▸ ENTRIES PROVIDED:
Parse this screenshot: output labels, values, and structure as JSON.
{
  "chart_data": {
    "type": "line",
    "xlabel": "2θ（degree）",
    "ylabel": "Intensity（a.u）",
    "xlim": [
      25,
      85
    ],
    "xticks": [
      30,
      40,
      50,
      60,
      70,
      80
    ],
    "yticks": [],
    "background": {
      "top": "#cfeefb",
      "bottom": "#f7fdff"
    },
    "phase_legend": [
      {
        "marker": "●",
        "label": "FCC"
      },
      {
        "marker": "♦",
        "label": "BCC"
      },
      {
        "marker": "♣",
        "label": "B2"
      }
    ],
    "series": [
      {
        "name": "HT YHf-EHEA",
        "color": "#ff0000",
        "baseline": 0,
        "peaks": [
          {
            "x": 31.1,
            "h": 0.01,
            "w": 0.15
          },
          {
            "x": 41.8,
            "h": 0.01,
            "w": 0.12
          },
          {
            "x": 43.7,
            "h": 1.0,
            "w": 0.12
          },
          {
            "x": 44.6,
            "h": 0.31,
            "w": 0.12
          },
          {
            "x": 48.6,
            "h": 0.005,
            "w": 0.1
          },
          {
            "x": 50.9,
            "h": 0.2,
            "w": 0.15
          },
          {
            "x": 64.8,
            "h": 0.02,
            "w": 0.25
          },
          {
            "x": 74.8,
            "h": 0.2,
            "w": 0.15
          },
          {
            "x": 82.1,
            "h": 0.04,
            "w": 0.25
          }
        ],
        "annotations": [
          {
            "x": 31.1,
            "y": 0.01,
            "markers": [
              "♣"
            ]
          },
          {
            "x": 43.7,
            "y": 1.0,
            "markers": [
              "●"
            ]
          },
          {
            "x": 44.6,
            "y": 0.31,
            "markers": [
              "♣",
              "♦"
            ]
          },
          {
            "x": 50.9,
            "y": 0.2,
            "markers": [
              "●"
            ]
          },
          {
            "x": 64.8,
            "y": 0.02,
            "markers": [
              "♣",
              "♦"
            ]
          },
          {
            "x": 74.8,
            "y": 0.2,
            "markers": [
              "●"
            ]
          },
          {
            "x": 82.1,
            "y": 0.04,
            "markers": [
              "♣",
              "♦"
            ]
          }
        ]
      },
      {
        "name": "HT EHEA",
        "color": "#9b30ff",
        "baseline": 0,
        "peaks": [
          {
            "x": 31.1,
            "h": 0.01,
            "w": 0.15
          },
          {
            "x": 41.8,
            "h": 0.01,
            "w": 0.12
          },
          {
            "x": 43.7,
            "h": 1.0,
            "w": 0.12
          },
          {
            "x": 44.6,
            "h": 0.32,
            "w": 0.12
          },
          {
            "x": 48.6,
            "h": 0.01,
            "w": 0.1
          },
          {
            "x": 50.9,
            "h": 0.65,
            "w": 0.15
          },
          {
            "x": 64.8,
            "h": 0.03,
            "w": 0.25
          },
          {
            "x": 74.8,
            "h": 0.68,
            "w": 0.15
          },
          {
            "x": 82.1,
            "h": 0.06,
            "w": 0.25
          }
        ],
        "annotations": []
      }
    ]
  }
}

==

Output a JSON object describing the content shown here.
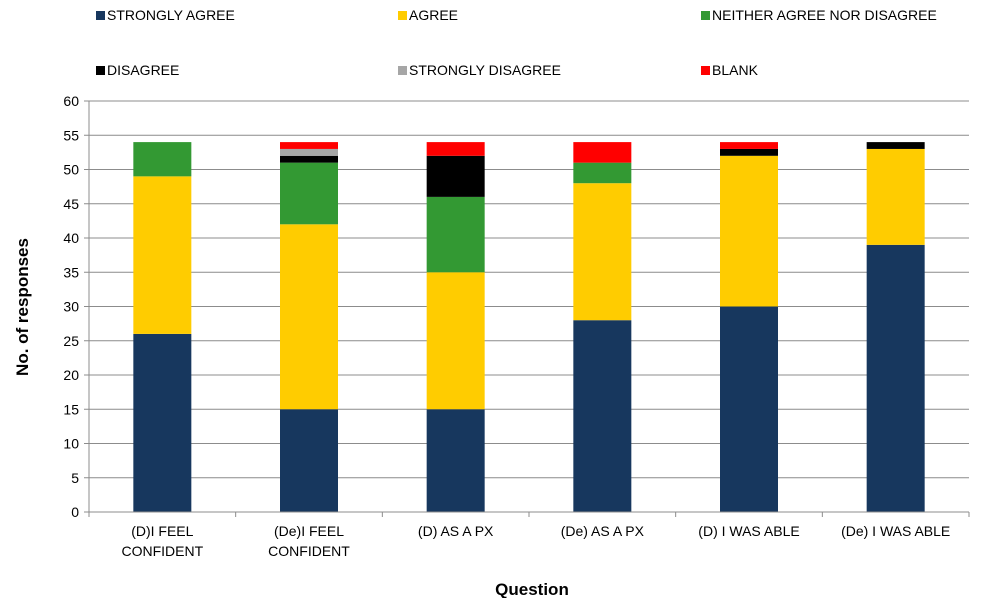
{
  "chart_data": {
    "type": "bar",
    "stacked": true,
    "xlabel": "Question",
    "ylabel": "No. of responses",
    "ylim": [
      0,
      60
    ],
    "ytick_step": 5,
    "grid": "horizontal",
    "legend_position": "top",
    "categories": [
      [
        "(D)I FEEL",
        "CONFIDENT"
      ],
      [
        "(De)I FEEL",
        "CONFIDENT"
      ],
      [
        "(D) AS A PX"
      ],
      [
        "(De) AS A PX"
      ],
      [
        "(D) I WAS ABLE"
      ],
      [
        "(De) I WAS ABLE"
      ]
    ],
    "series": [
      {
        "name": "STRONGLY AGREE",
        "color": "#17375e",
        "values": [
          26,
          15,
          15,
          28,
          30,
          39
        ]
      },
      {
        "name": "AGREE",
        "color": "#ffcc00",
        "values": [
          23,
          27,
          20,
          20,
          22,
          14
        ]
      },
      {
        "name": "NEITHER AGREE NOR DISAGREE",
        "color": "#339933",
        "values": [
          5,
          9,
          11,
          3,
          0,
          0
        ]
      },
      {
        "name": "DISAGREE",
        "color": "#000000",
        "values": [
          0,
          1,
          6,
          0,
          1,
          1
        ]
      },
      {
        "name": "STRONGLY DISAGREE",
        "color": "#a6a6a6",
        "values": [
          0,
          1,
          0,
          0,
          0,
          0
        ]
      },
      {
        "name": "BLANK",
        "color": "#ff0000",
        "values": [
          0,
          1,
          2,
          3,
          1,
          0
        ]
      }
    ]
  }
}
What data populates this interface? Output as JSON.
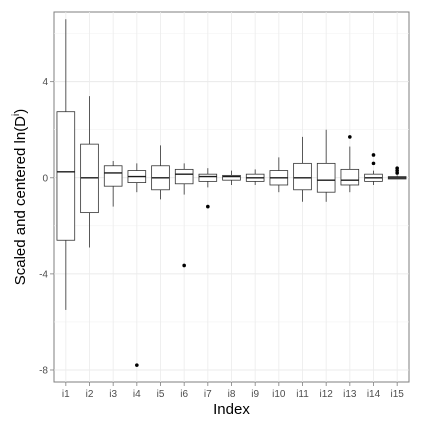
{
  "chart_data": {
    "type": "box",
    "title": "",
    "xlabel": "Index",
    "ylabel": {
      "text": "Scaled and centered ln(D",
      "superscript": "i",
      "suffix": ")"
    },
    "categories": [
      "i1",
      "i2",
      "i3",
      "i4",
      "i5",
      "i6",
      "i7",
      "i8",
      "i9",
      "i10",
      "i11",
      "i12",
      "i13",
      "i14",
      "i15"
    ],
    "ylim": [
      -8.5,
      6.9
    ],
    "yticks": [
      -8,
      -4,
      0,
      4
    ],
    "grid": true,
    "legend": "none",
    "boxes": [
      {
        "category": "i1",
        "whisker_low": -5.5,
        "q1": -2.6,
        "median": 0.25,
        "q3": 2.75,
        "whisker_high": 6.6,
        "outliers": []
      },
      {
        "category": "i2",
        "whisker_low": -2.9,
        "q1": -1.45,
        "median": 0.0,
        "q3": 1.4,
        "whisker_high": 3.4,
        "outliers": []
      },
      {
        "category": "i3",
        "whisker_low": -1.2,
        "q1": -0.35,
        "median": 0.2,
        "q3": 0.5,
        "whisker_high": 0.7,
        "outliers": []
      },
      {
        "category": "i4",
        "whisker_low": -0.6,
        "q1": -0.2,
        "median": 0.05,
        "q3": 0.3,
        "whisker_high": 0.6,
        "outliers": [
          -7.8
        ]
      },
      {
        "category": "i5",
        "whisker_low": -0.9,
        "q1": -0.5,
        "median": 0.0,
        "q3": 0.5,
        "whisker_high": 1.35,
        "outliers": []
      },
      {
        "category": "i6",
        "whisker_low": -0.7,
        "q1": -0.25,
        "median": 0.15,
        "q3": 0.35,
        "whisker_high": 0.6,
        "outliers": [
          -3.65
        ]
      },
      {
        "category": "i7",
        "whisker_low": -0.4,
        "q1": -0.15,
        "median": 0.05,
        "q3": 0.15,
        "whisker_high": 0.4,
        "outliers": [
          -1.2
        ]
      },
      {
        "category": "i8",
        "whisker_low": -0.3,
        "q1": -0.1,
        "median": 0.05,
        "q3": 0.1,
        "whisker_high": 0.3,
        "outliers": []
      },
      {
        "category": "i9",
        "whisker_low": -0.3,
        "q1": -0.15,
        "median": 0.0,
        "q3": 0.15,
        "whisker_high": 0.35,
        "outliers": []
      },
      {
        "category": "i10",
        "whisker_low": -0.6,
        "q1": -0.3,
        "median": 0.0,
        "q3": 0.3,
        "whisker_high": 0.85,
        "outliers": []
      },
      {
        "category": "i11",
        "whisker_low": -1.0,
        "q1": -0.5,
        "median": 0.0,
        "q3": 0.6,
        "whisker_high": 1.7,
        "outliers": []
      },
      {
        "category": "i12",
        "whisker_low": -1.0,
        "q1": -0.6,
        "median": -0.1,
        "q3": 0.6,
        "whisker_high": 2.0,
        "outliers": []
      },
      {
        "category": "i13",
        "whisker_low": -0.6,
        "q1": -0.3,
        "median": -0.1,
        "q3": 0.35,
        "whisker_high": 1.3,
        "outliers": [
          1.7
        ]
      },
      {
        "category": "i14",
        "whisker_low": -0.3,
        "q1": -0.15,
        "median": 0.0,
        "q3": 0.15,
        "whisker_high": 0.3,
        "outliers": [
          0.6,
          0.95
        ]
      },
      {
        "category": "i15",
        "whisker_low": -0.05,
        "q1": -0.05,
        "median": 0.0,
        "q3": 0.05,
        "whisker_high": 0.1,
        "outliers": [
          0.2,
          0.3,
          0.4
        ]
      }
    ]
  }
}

▸ WHAT TO WORK ON: Say how many lines in the listing above include "STRONGLY". Give nothing but the number.

▸ SOLUTION FOR THIS PROBLEM: 2